- **What the exercise asks**:
In the entries below, count every line containing "mean". Reply with the number alone.

═══ Provided information ═══

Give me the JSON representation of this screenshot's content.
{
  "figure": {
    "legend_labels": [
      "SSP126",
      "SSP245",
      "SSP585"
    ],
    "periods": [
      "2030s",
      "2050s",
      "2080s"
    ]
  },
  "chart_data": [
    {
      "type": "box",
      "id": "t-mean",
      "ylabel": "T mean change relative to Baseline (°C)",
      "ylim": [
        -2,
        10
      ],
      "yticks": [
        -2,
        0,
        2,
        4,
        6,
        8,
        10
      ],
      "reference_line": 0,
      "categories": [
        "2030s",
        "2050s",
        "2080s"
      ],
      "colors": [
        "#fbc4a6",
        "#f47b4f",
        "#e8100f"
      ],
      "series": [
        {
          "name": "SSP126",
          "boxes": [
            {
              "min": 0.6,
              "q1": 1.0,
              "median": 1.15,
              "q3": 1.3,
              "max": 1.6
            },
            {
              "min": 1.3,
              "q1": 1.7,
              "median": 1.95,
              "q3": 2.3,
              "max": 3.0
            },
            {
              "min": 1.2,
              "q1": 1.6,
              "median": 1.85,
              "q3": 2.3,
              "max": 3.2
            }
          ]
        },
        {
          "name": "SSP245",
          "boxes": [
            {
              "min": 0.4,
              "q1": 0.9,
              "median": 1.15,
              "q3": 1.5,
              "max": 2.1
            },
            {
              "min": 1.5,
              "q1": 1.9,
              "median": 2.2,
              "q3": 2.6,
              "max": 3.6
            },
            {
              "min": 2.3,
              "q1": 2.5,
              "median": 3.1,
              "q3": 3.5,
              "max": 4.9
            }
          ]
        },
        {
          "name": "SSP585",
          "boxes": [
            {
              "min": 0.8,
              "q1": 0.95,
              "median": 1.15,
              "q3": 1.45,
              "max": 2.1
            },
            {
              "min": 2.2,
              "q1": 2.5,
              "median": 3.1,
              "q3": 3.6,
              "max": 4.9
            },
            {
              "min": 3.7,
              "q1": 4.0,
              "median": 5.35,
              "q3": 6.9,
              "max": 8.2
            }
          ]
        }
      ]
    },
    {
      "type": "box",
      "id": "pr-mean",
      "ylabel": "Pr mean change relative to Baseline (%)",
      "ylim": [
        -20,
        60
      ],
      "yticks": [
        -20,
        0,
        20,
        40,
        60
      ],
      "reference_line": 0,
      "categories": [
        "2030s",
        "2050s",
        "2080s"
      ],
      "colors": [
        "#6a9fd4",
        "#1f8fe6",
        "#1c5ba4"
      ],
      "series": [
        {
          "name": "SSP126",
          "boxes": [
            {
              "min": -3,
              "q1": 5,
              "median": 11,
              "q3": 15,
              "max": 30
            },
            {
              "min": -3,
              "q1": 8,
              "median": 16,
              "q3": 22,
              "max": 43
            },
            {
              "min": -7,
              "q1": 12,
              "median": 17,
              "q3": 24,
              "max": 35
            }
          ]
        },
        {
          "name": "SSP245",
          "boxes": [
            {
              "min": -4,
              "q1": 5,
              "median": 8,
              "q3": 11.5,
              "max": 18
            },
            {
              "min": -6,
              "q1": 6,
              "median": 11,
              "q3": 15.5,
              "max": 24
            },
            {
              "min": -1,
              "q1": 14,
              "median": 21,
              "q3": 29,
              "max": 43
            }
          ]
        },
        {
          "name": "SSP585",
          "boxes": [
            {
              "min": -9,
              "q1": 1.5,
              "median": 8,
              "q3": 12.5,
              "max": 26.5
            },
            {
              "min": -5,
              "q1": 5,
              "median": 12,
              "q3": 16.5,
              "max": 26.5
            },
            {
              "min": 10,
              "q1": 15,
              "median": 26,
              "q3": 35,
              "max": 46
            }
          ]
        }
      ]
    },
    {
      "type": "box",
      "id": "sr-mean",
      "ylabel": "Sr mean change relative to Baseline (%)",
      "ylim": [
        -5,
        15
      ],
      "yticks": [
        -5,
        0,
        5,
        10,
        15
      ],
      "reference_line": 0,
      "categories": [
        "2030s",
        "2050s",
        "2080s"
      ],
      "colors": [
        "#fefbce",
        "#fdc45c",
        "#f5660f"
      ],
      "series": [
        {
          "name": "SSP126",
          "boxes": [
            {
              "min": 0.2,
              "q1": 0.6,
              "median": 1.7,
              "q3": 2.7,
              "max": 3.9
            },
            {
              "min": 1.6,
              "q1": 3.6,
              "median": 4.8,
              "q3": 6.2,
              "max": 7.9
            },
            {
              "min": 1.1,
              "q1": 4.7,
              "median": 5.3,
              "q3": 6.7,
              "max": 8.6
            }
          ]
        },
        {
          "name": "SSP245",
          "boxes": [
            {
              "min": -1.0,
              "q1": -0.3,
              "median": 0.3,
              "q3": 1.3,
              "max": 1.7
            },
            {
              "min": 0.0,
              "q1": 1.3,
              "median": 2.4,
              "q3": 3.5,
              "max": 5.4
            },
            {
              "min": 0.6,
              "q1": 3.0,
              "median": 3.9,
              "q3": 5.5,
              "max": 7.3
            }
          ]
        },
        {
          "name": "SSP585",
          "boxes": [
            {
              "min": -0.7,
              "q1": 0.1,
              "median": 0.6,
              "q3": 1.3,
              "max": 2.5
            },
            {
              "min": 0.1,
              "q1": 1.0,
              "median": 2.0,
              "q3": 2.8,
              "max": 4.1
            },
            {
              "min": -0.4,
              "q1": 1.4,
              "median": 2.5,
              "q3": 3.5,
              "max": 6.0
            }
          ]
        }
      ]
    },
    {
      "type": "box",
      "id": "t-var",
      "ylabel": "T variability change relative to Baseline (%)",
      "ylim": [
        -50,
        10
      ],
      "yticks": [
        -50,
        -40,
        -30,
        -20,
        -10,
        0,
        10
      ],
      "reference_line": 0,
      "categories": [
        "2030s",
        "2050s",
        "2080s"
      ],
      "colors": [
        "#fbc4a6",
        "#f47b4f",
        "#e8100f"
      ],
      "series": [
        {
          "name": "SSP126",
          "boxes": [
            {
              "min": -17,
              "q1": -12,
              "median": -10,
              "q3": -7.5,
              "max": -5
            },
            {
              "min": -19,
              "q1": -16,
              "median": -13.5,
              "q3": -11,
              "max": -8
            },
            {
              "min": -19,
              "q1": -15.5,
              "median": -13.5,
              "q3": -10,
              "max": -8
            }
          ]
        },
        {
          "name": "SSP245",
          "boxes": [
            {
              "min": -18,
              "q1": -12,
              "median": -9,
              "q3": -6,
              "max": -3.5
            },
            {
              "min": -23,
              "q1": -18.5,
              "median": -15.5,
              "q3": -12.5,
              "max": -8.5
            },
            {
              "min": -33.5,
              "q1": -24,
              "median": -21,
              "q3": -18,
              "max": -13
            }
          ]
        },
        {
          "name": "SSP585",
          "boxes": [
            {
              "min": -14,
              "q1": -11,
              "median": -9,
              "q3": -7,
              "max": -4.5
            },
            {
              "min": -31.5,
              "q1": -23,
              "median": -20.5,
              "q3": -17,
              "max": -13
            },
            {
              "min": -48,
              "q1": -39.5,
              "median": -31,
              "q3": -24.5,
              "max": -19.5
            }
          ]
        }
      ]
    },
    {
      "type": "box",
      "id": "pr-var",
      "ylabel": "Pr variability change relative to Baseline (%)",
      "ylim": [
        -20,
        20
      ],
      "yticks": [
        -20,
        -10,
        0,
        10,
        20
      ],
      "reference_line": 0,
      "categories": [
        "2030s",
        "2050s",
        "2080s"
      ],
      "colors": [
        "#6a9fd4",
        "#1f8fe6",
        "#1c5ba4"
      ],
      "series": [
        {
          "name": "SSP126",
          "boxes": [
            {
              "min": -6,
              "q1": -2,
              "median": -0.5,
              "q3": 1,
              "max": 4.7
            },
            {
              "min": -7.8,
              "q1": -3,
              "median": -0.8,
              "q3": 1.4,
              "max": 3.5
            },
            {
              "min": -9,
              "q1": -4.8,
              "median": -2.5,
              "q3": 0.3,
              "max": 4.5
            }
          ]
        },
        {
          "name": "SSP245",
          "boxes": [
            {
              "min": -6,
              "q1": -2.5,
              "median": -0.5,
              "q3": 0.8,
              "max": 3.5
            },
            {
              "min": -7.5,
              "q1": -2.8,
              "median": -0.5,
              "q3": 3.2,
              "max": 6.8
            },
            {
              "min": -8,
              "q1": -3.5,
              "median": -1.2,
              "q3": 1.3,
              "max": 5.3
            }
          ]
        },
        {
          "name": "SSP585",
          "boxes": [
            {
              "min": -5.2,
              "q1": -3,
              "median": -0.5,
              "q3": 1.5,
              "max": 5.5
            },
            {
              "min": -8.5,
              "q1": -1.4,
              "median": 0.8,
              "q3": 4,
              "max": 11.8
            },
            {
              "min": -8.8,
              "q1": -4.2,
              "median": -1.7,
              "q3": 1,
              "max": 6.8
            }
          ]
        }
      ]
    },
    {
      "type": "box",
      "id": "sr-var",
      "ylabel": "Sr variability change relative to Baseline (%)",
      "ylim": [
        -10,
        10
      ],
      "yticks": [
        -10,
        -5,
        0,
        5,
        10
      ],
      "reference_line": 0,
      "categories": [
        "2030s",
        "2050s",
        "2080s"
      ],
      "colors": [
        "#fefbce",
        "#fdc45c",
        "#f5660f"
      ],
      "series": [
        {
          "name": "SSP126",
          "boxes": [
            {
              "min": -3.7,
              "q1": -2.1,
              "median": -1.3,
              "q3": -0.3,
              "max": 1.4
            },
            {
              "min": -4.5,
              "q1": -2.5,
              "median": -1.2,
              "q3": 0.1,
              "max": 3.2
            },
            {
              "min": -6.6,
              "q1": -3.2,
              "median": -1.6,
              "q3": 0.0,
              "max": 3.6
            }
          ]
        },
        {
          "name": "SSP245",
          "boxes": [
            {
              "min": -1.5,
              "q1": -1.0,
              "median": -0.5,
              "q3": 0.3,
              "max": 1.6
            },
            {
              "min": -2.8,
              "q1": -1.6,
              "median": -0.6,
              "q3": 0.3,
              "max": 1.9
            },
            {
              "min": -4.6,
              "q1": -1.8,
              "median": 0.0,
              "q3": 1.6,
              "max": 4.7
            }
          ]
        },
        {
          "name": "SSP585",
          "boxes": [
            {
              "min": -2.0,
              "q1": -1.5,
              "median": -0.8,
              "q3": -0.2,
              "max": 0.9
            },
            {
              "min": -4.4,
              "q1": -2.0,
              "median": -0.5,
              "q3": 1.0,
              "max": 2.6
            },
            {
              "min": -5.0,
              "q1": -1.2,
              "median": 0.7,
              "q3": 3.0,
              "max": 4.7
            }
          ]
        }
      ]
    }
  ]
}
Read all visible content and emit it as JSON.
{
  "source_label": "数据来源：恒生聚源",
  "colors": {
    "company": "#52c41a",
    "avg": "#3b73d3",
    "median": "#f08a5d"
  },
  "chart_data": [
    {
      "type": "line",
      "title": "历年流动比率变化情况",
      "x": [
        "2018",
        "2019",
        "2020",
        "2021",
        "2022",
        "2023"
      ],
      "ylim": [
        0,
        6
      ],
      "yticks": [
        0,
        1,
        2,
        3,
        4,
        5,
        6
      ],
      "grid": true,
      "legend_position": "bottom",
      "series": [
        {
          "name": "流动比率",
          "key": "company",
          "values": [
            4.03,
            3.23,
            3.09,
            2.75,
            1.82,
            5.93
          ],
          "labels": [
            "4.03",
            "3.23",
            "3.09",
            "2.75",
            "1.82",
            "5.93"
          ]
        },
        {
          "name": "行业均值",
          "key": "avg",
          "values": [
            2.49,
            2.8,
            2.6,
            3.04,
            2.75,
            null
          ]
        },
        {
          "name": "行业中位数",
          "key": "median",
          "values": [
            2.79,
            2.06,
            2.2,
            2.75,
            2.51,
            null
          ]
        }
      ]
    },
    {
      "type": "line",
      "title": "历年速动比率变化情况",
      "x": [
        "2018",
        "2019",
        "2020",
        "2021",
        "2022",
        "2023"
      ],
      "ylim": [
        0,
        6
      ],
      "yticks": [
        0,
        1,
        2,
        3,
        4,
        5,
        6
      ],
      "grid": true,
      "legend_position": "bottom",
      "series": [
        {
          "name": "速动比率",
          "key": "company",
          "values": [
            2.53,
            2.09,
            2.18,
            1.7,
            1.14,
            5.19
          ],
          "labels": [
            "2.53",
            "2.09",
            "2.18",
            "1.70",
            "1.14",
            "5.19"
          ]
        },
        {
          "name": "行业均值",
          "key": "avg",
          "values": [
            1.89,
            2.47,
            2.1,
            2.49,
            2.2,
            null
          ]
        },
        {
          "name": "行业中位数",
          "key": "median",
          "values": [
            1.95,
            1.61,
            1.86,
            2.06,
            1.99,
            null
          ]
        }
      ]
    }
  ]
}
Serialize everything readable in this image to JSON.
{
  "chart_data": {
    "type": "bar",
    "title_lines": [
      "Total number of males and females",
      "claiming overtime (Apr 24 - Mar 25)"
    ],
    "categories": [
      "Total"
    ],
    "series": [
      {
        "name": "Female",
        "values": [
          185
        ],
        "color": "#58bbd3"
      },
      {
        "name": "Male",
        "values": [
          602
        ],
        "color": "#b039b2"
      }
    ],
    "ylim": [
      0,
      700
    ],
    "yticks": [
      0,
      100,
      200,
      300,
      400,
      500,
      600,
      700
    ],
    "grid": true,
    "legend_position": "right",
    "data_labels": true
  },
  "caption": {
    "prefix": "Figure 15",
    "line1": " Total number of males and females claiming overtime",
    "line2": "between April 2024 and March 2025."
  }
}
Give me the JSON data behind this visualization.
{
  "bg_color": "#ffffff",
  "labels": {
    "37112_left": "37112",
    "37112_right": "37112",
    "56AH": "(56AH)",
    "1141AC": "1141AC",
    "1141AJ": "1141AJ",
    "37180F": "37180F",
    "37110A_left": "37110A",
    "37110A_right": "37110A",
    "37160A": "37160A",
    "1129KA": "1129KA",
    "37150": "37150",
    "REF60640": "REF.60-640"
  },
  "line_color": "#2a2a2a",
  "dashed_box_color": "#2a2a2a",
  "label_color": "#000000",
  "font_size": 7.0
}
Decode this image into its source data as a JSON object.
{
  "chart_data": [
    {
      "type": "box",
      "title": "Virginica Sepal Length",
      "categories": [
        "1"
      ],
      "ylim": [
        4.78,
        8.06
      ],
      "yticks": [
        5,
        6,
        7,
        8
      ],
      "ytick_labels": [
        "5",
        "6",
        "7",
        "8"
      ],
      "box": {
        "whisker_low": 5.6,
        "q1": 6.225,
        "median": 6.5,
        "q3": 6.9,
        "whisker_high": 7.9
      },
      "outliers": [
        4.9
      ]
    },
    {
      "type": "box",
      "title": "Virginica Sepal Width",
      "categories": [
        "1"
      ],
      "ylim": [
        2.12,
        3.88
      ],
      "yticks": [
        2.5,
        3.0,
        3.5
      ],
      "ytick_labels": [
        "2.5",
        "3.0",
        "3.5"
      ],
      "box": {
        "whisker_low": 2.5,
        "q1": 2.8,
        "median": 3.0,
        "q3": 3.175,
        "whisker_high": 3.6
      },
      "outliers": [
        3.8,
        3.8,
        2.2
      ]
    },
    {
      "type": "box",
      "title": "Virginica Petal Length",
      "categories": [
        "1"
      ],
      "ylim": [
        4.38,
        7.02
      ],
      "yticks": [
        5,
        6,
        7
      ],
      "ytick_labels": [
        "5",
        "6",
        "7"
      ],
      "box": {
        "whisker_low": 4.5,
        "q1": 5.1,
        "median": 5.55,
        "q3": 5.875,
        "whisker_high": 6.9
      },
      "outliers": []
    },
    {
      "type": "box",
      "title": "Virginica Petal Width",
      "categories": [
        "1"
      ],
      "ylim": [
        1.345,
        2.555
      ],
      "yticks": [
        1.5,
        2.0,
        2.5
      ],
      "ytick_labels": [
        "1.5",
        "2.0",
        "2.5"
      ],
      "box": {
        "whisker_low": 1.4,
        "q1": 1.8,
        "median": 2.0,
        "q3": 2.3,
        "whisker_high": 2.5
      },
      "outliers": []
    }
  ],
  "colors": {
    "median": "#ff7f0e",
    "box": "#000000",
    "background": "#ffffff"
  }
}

═══

- **Full output**:
6